Aim of the task: Every line that contains "permits" counts once; give the total number of such lines, with no other words.

Exercise data:
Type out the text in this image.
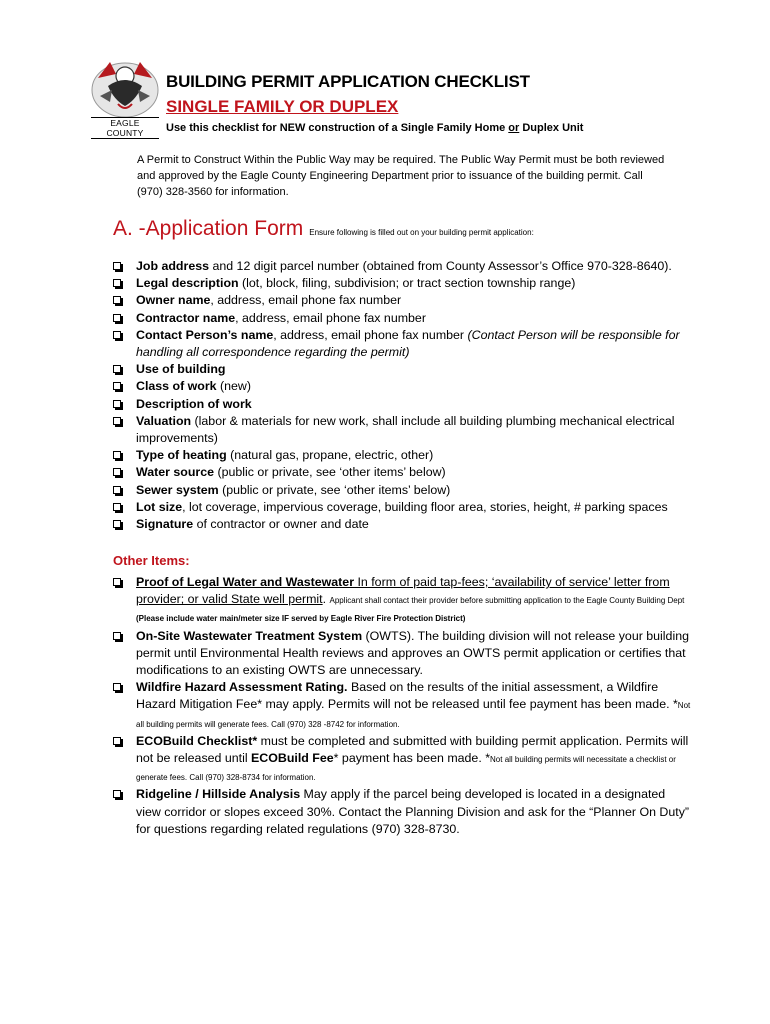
EAGLE COUNTY
BUILDING PERMIT APPLICATION CHECKLIST
SINGLE FAMILY OR DUPLEX
Use this checklist for NEW construction of a Single Family Home or Duplex Unit
A Permit to Construct Within the Public Way may be required. The Public Way Permit must be both reviewed and approved by the Eagle County Engineering Department prior to issuance of the building permit. Call (970) 328-3560 for information.
A. -Application Form Ensure following is filled out on your building permit application:
Job address and 12 digit parcel number (obtained from County Assessor’s Office 970-328-8640).
Legal description (lot, block, filing, subdivision; or tract section township range)
Owner name, address, email phone fax number
Contractor name, address, email phone fax number
Contact Person’s name, address, email phone fax number (Contact Person will be responsible for handling all correspondence regarding the permit)
Use of building
Class of work (new)
Description of work
Valuation (labor & materials for new work, shall include all building plumbing mechanical electrical improvements)
Type of heating (natural gas, propane, electric, other)
Water source (public or private, see ‘other items’ below)
Sewer system (public or private, see ‘other items’ below)
Lot size, lot coverage, impervious coverage, building floor area, stories, height, # parking spaces
Signature of contractor or owner and date
Other Items:
Proof of Legal Water and Wastewater In form of paid tap-fees; ‘availability of service’ letter from provider; or valid State well permit. Applicant shall contact their provider before submitting application to the Eagle County Building Dept (Please include water main/meter size IF served by Eagle River Fire Protection District)
On-Site Wastewater Treatment System (OWTS). The building division will not release your building permit until Environmental Health reviews and approves an OWTS permit application or certifies that modifications to an existing OWTS are unnecessary.
Wildfire Hazard Assessment Rating. Based on the results of the initial assessment, a Wildfire Hazard Mitigation Fee* may apply. Permits will not be released until fee payment has been made. *Not all building permits will generate fees. Call (970) 328 -8742 for information.
ECOBuild Checklist* must be completed and submitted with building permit application. Permits will not be released until ECOBuild Fee* payment has been made. *Not all building permits will necessitate a checklist or generate fees. Call (970) 328-8734 for information.
Ridgeline / Hillside Analysis May apply if the parcel being developed is located in a designated view corridor or slopes exceed 30%. Contact the Planning Division and ask for the “Planner On Duty” for questions regarding related regulations (970) 328-8730.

Result of the exercise: 2